(Exercise materials)
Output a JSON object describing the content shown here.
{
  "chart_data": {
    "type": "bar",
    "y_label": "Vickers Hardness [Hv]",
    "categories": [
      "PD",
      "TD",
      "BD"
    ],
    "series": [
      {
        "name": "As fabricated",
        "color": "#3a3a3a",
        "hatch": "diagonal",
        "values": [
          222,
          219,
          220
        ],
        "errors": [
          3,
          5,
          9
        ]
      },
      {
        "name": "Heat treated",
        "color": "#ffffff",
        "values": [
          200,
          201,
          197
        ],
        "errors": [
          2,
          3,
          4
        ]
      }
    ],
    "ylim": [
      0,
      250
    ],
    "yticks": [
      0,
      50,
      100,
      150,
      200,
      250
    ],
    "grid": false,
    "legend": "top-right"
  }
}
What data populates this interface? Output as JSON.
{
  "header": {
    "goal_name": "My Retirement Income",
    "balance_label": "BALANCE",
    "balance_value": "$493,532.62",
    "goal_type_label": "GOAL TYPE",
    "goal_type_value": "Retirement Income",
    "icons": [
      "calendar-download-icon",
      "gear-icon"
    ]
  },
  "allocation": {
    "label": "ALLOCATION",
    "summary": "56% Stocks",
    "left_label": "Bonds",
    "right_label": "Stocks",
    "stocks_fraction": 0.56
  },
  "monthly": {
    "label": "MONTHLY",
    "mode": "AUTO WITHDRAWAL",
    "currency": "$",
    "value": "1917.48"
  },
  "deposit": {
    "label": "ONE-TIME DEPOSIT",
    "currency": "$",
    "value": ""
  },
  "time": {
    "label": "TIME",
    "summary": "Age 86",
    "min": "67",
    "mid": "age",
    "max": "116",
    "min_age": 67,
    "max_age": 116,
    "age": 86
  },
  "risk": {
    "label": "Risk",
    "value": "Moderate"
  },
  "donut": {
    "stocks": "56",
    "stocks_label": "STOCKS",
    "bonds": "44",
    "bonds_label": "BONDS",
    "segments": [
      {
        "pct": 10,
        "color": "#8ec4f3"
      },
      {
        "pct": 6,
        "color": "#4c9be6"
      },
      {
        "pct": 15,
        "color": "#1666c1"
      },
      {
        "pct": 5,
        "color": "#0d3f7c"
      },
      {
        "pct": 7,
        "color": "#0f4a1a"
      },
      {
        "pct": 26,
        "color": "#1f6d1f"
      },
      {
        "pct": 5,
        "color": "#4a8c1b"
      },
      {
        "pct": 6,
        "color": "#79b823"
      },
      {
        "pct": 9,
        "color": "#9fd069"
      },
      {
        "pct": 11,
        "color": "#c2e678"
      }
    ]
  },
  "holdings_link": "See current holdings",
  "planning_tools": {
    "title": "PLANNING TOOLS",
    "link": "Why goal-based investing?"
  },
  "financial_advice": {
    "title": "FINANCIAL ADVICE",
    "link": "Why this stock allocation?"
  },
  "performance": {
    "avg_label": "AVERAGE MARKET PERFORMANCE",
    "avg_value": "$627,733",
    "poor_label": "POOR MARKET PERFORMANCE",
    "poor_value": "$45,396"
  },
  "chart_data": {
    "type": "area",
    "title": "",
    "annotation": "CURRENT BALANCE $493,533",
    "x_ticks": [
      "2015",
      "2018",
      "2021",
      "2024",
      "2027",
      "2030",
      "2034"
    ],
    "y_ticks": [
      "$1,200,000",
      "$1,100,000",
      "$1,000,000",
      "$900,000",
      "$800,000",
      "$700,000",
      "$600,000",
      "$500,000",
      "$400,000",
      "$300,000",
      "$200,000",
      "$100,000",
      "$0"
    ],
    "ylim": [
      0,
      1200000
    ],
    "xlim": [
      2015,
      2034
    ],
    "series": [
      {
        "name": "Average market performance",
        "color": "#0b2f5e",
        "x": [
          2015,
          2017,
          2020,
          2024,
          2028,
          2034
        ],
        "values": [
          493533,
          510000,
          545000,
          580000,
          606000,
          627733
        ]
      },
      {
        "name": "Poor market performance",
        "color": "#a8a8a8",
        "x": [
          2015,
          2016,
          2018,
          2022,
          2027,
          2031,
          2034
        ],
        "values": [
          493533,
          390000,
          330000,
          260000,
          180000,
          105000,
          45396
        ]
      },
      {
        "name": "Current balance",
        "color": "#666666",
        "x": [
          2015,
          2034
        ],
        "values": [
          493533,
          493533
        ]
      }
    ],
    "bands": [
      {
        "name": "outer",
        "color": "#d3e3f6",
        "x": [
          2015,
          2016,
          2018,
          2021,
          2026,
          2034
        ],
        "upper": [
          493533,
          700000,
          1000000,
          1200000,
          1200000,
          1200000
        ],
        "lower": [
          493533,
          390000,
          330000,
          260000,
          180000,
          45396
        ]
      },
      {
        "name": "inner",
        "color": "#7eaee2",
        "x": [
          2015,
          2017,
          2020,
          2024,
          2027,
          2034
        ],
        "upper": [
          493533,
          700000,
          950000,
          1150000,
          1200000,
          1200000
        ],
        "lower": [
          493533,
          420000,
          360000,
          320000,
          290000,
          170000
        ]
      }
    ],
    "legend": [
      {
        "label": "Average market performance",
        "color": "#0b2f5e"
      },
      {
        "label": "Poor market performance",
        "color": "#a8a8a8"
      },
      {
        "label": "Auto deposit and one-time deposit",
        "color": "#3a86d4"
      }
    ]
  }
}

(Exercise instructions) From the records above, extract every entry exactly as given.

(The completed task)
Output a JSON object describing the content shown here.
{
  "chart_data": {
    "type": "bar",
    "y_label": "Vickers Hardness [Hv]",
    "categories": [
      "PD",
      "TD",
      "BD"
    ],
    "series": [
      {
        "name": "As fabricated",
        "color": "#3a3a3a",
        "hatch": "diagonal",
        "values": [
          222,
          219,
          220
        ],
        "errors": [
          3,
          5,
          9
        ]
      },
      {
        "name": "Heat treated",
        "color": "#ffffff",
        "values": [
          200,
          201,
          197
        ],
        "errors": [
          2,
          3,
          4
        ]
      }
    ],
    "ylim": [
      0,
      250
    ],
    "yticks": [
      0,
      50,
      100,
      150,
      200,
      250
    ],
    "grid": false,
    "legend": "top-right"
  }
}
What data populates this interface? Output as JSON.
{
  "header": {
    "goal_name": "My Retirement Income",
    "balance_label": "BALANCE",
    "balance_value": "$493,532.62",
    "goal_type_label": "GOAL TYPE",
    "goal_type_value": "Retirement Income",
    "icons": [
      "calendar-download-icon",
      "gear-icon"
    ]
  },
  "allocation": {
    "label": "ALLOCATION",
    "summary": "56% Stocks",
    "left_label": "Bonds",
    "right_label": "Stocks",
    "stocks_fraction": 0.56
  },
  "monthly": {
    "label": "MONTHLY",
    "mode": "AUTO WITHDRAWAL",
    "currency": "$",
    "value": "1917.48"
  },
  "deposit": {
    "label": "ONE-TIME DEPOSIT",
    "currency": "$",
    "value": ""
  },
  "time": {
    "label": "TIME",
    "summary": "Age 86",
    "min": "67",
    "mid": "age",
    "max": "116",
    "min_age": 67,
    "max_age": 116,
    "age": 86
  },
  "risk": {
    "label": "Risk",
    "value": "Moderate"
  },
  "donut": {
    "stocks": "56",
    "stocks_label": "STOCKS",
    "bonds": "44",
    "bonds_label": "BONDS",
    "segments": [
      {
        "pct": 10,
        "color": "#8ec4f3"
      },
      {
        "pct": 6,
        "color": "#4c9be6"
      },
      {
        "pct": 15,
        "color": "#1666c1"
      },
      {
        "pct": 5,
        "color": "#0d3f7c"
      },
      {
        "pct": 7,
        "color": "#0f4a1a"
      },
      {
        "pct": 26,
        "color": "#1f6d1f"
      },
      {
        "pct": 5,
        "color": "#4a8c1b"
      },
      {
        "pct": 6,
        "color": "#79b823"
      },
      {
        "pct": 9,
        "color": "#9fd069"
      },
      {
        "pct": 11,
        "color": "#c2e678"
      }
    ]
  },
  "holdings_link": "See current holdings",
  "planning_tools": {
    "title": "PLANNING TOOLS",
    "link": "Why goal-based investing?"
  },
  "financial_advice": {
    "title": "FINANCIAL ADVICE",
    "link": "Why this stock allocation?"
  },
  "performance": {
    "avg_label": "AVERAGE MARKET PERFORMANCE",
    "avg_value": "$627,733",
    "poor_label": "POOR MARKET PERFORMANCE",
    "poor_value": "$45,396"
  },
  "chart_data": {
    "type": "area",
    "title": "",
    "annotation": "CURRENT BALANCE $493,533",
    "x_ticks": [
      "2015",
      "2018",
      "2021",
      "2024",
      "2027",
      "2030",
      "2034"
    ],
    "y_ticks": [
      "$1,200,000",
      "$1,100,000",
      "$1,000,000",
      "$900,000",
      "$800,000",
      "$700,000",
      "$600,000",
      "$500,000",
      "$400,000",
      "$300,000",
      "$200,000",
      "$100,000",
      "$0"
    ],
    "ylim": [
      0,
      1200000
    ],
    "xlim": [
      2015,
      2034
    ],
    "series": [
      {
        "name": "Average market performance",
        "color": "#0b2f5e",
        "x": [
          2015,
          2017,
          2020,
          2024,
          2028,
          2034
        ],
        "values": [
          493533,
          510000,
          545000,
          580000,
          606000,
          627733
        ]
      },
      {
        "name": "Poor market performance",
        "color": "#a8a8a8",
        "x": [
          2015,
          2016,
          2018,
          2022,
          2027,
          2031,
          2034
        ],
        "values": [
          493533,
          390000,
          330000,
          260000,
          180000,
          105000,
          45396
        ]
      },
      {
        "name": "Current balance",
        "color": "#666666",
        "x": [
          2015,
          2034
        ],
        "values": [
          493533,
          493533
        ]
      }
    ],
    "bands": [
      {
        "name": "outer",
        "color": "#d3e3f6",
        "x": [
          2015,
          2016,
          2018,
          2021,
          2026,
          2034
        ],
        "upper": [
          493533,
          700000,
          1000000,
          1200000,
          1200000,
          1200000
        ],
        "lower": [
          493533,
          390000,
          330000,
          260000,
          180000,
          45396
        ]
      },
      {
        "name": "inner",
        "color": "#7eaee2",
        "x": [
          2015,
          2017,
          2020,
          2024,
          2027,
          2034
        ],
        "upper": [
          493533,
          700000,
          950000,
          1150000,
          1200000,
          1200000
        ],
        "lower": [
          493533,
          420000,
          360000,
          320000,
          290000,
          170000
        ]
      }
    ],
    "legend": [
      {
        "label": "Average market performance",
        "color": "#0b2f5e"
      },
      {
        "label": "Poor market performance",
        "color": "#a8a8a8"
      },
      {
        "label": "Auto deposit and one-time deposit",
        "color": "#3a86d4"
      }
    ]
  }
}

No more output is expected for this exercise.